> **Instructions to follow**
Write every entry out again exactly, please, and skip the pictures.

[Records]
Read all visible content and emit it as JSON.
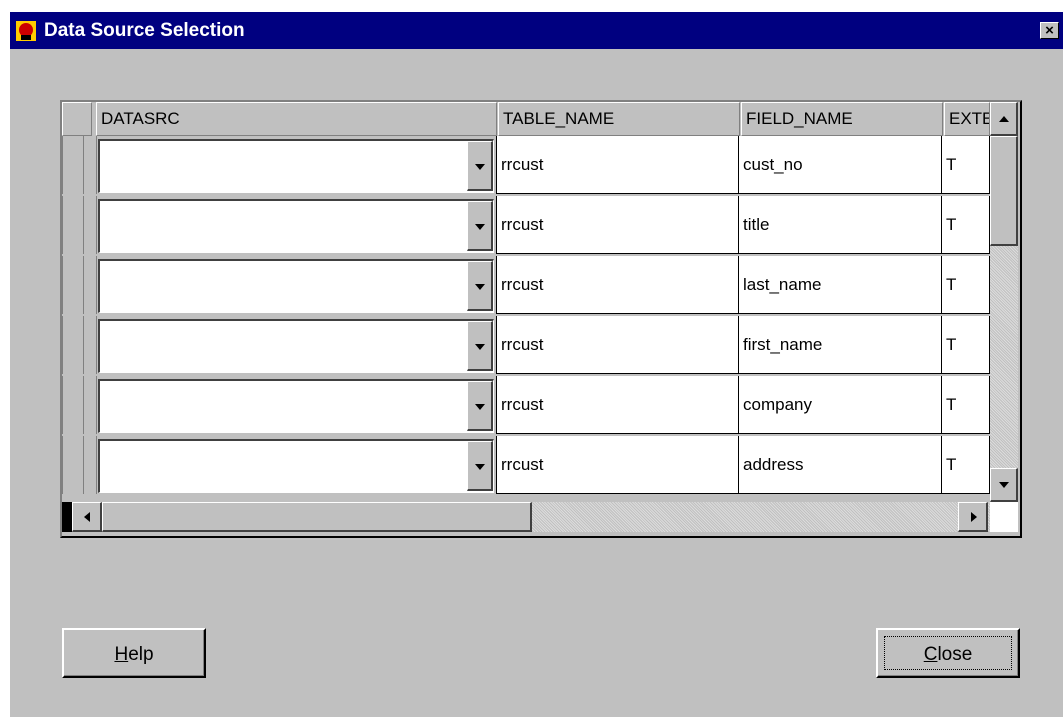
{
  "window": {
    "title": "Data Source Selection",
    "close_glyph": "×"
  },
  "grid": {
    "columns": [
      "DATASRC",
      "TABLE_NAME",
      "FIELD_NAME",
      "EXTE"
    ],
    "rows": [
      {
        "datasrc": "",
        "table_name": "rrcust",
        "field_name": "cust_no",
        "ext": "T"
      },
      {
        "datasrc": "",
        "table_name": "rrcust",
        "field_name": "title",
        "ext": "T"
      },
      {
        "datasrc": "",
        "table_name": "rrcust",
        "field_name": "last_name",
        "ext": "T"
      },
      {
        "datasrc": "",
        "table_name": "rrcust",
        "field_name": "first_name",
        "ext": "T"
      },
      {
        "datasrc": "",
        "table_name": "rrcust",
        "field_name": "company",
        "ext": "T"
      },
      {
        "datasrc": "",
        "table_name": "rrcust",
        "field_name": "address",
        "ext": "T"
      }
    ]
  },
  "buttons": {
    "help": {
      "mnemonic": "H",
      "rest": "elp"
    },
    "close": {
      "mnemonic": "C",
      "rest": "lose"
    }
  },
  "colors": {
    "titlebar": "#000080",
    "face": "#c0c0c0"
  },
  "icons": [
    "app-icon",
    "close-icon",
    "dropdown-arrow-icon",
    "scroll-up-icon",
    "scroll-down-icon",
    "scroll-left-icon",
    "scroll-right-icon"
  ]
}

> **Solution for this task**
Read all visible content and emit it as JSON.
{
  "window": {
    "title": "Data Source Selection",
    "close_glyph": "×"
  },
  "grid": {
    "columns": [
      "DATASRC",
      "TABLE_NAME",
      "FIELD_NAME",
      "EXTE"
    ],
    "rows": [
      {
        "datasrc": "",
        "table_name": "rrcust",
        "field_name": "cust_no",
        "ext": "T"
      },
      {
        "datasrc": "",
        "table_name": "rrcust",
        "field_name": "title",
        "ext": "T"
      },
      {
        "datasrc": "",
        "table_name": "rrcust",
        "field_name": "last_name",
        "ext": "T"
      },
      {
        "datasrc": "",
        "table_name": "rrcust",
        "field_name": "first_name",
        "ext": "T"
      },
      {
        "datasrc": "",
        "table_name": "rrcust",
        "field_name": "company",
        "ext": "T"
      },
      {
        "datasrc": "",
        "table_name": "rrcust",
        "field_name": "address",
        "ext": "T"
      }
    ]
  },
  "buttons": {
    "help": {
      "mnemonic": "H",
      "rest": "elp"
    },
    "close": {
      "mnemonic": "C",
      "rest": "lose"
    }
  },
  "colors": {
    "titlebar": "#000080",
    "face": "#c0c0c0"
  },
  "icons": [
    "app-icon",
    "close-icon",
    "dropdown-arrow-icon",
    "scroll-up-icon",
    "scroll-down-icon",
    "scroll-left-icon",
    "scroll-right-icon"
  ]
}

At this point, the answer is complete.